> SHORT EXERCISE:
Count every line in the entries that contains "reported". Report that count alone.

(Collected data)
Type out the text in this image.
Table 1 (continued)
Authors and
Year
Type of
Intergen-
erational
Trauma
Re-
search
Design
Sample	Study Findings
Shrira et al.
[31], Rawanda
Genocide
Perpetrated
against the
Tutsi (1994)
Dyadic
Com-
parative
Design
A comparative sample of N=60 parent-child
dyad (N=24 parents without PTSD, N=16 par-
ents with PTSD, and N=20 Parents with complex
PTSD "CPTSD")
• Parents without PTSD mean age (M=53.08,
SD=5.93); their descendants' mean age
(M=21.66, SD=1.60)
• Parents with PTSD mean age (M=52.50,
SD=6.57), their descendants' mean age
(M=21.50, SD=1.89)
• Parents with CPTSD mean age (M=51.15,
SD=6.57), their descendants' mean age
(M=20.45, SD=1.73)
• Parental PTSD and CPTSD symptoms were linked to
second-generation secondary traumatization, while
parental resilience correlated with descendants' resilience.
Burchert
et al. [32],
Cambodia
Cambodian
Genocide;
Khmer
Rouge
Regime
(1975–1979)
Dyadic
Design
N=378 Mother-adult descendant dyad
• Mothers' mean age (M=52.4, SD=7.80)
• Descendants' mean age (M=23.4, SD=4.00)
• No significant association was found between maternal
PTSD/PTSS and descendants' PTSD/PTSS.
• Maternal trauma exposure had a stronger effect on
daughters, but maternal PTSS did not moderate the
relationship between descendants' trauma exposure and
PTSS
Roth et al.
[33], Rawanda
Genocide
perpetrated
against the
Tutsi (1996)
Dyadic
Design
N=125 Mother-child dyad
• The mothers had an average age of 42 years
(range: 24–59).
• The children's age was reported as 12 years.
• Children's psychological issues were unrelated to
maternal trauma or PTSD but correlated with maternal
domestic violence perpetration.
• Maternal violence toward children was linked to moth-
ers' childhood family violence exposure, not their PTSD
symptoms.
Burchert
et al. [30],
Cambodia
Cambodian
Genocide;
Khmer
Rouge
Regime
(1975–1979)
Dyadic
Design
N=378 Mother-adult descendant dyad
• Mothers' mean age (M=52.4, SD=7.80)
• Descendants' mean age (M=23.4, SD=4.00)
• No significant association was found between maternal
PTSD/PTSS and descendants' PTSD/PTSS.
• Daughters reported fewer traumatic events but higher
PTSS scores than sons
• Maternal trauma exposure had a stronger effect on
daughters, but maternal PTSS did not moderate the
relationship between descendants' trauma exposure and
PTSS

> TASK RESPONSE:
2